*Directive:* Records follow. Copy every line with "образованные".

··· Provided data ···

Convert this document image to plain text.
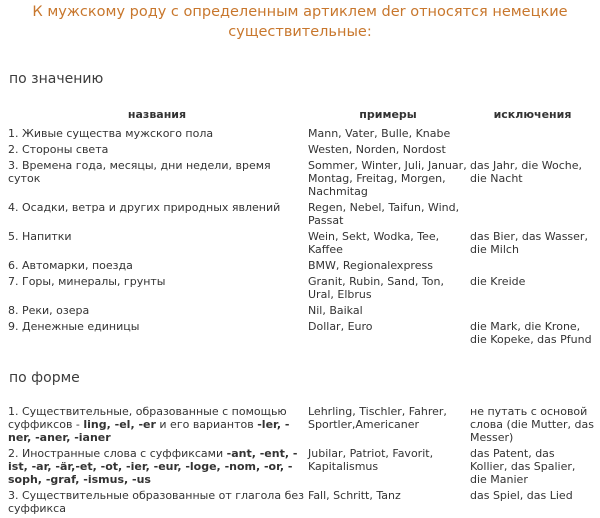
К мужскому роду с определенным артиклем der относятся немецкие
существительные:
по значению
названия	примеры	исключения
1. Живые существа мужского пола	Mann, Vater, Bulle, Knabe	
2. Стороны света	Westen, Norden, Nordost	
3. Времена года, месяцы, дни недели, время суток	Sommer, Winter, Juli, Januar, Montag, Freitag, Morgen, Nachmitag	das Jahr, die Woche, die Nacht
4. Осадки, ветра и других природных явлений	Regen, Nebel, Taifun, Wind, Passat	
5. Напитки	Wein, Sekt, Wodka, Tee, Kaffee	das Bier, das Wasser, die Milch
6. Автомарки, поезда	BMW, Regionalexpress	
7. Горы, минералы, грунты	Granit, Rubin, Sand, Ton, Ural, Elbrus	die Kreide
8. Реки, озера	Nil, Baikal	
9. Денежные единицы	Dollar, Euro	die Mark, die Krone, die Kopeke, das Pfund
по форме
1. Существительные, образованные с помощью суффиксов - ling, -el, -er и его вариантов -ler, -ner, -aner, -ianer	Lehrling, Tischler, Fahrer, Sportler,Americaner	не путать с основой слова (die Mutter, das Messer)
2. Иностранные слова с суффиксами -ant, -ent, -ist, -ar, -är,-et, -ot, -ier, -eur, -loge, -nom, -or, - soph, -graf, -ismus, -us	Jubilar, Patriot, Favorit, Kapitalismus	das Patent, das Kollier, das Spalier, die Manier
3. Существительные образованные от глагола без суффикса	Fall, Schritt, Tanz	das Spiel, das Lied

···

*Task response:*
1. Существительные, образованные с помощью суффиксов - ling, -el, -er и его вариантов -ler, -ner, -aner, -ianer	Lehrling, Tischler, Fahrer, Sportler,Americaner	не путать с основой слова (die Mutter, das Messer)
3. Существительные образованные от глагола без суффикса	Fall, Schritt, Tanz	das Spiel, das Lied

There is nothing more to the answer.